- _Work to do_
(A) In the news article on Nigeria's oil production costs, what per-barrel cost is the Federal Government working to bring production down to?
(B) Write the next few sentences of the news article on Nigeria's oil production costs, picking up after its last sentence.
-- BEGIN Reading text --
Business
Minister Decries High Cost Of Oil Production
The Minister of Petroleum Resources, Dr Ibe Kachikwu, has decried the high cost of oil production at 32 dollars per barrel, saying it makes cost of Foreign Direct Investment (FDI) very expensive.
Kachikwu made the assertion at the 2017 Annual Conference of the National Association of Energy Correspondents (NAEC), in Lagos.
The minister said that the Federal Government was making frantic efforts to bring down the cost to 15 dollars per barrel in order to significantly bring down cost of FDI.
“In Nigeria today, the situation is such that FDI flows into the country are at high cost.
“An example is the high cost of production of oil at about 32 dollars per barrel.
“Initiative to reduce the cost of crude oil production to 15 dollars per barrel is ongoing.
“Initial consultations have been held with stakeholders and cost drivers have been identified.
“The outcome of this initiative will be a win-win for investors and the nation,” Kachikwu said.
He said that the Petroleum Industry Governance Bill (PIGB) had been structured to fully turn around the petroleum sector and make it attractive to investors.
Kachikwu also said that the security issues and funding gap in the area of refinery had delayed the take off of refinery projects, even after licences have been issued.
He regretted that after the Department of Petroleum Resources (DPR) had issued about 40 licences, only two projects were currently being developed.
-- END Reading text --
-- BEGIN Records provided --
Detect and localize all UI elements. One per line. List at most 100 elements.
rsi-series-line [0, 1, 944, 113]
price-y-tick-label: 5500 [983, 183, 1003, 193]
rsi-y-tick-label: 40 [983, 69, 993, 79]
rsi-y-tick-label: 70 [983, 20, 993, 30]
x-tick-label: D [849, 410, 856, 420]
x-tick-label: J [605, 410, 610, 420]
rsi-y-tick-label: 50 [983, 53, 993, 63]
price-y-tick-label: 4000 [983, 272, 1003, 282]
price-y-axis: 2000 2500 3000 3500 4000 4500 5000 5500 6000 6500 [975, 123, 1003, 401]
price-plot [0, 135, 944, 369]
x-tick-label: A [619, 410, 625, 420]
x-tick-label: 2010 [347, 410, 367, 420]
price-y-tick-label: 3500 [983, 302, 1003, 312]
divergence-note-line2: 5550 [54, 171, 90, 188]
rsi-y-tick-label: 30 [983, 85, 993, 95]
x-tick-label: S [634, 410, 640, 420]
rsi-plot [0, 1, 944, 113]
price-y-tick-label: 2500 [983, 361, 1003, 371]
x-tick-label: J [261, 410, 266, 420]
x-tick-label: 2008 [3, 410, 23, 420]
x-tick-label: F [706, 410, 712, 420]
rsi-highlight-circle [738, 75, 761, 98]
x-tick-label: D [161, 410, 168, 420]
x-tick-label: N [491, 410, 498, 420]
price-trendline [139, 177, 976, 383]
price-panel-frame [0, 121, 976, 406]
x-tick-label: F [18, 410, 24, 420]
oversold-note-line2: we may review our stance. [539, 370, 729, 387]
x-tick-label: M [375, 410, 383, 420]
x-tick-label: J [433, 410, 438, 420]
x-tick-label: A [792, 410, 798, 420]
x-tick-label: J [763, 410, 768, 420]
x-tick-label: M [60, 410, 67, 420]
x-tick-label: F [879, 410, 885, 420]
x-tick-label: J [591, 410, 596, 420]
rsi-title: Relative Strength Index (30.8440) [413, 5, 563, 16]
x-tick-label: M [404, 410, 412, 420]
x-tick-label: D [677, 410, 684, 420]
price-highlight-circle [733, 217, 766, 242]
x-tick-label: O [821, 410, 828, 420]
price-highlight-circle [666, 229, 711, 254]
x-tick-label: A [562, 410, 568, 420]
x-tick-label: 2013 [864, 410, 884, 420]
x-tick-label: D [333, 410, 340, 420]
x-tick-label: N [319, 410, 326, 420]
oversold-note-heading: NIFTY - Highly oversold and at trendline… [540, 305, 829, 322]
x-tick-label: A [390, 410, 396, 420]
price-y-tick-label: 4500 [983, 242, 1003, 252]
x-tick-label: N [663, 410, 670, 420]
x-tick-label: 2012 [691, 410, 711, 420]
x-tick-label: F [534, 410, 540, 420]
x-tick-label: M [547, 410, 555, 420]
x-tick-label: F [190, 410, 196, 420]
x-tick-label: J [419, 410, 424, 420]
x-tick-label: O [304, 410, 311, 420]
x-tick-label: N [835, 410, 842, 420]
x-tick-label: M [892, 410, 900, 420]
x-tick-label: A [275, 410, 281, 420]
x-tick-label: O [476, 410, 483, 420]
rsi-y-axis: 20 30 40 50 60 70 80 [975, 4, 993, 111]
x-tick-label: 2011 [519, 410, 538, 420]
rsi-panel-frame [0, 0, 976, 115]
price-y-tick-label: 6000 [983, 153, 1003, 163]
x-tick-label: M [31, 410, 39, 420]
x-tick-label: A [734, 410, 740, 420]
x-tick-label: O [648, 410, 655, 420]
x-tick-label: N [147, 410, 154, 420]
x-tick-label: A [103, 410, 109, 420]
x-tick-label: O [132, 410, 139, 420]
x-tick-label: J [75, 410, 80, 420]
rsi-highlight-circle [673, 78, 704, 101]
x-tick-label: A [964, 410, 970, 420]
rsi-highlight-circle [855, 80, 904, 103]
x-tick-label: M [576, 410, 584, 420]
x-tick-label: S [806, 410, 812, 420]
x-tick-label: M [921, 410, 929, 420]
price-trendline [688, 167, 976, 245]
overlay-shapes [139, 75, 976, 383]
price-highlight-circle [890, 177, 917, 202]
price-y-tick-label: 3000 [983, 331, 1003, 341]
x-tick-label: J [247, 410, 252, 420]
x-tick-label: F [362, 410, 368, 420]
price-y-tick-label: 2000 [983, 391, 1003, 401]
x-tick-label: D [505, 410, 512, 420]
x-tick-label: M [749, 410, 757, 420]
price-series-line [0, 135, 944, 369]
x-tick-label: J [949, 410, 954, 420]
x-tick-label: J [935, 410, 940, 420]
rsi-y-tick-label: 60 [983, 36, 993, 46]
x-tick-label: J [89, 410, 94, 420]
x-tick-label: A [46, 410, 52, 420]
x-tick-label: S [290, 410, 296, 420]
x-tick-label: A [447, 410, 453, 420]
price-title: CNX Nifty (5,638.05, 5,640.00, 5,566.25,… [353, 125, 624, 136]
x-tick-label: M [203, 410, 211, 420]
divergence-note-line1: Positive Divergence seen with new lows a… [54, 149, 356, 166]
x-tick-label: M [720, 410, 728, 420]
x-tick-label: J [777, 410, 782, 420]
-- END Records provided --
- _Answers to the problems_
(A) 15 dollars per barrel.

(B)
The minister expressed optimism that the PIGB would bring about flexible fiscal regime, promote gas utilisation and enhance local content and as well restructure NNPC for enhanced productivity.
Also, the NNPC Group Managing Director, Maikanti Baru, said that the bill largely reflects the aspirations of the industry for the emplacement of effective policy, commercial and regulatory framework that promotes growth and efficient operations.
Baru said that other issues in the bill need to be addressed immediately before it was finally sent to the president for assent.
He urged stakeholders to take advantage of the opportunity to seek clarity and make possible changes to ensure that the bill accomplishes the main purpose of reforming the industry for the collective good.
The Senate had on May 25 2017 passed the Bill.
It seeks to establish a framework for the creation of commercially-oriented and profit-driven petroleum entities, to ensure value addition and internationalisation of the petroleum industry.
This will be done through the creation of efficient and effective governing institutions with clear and separate roles for the petroleum industry.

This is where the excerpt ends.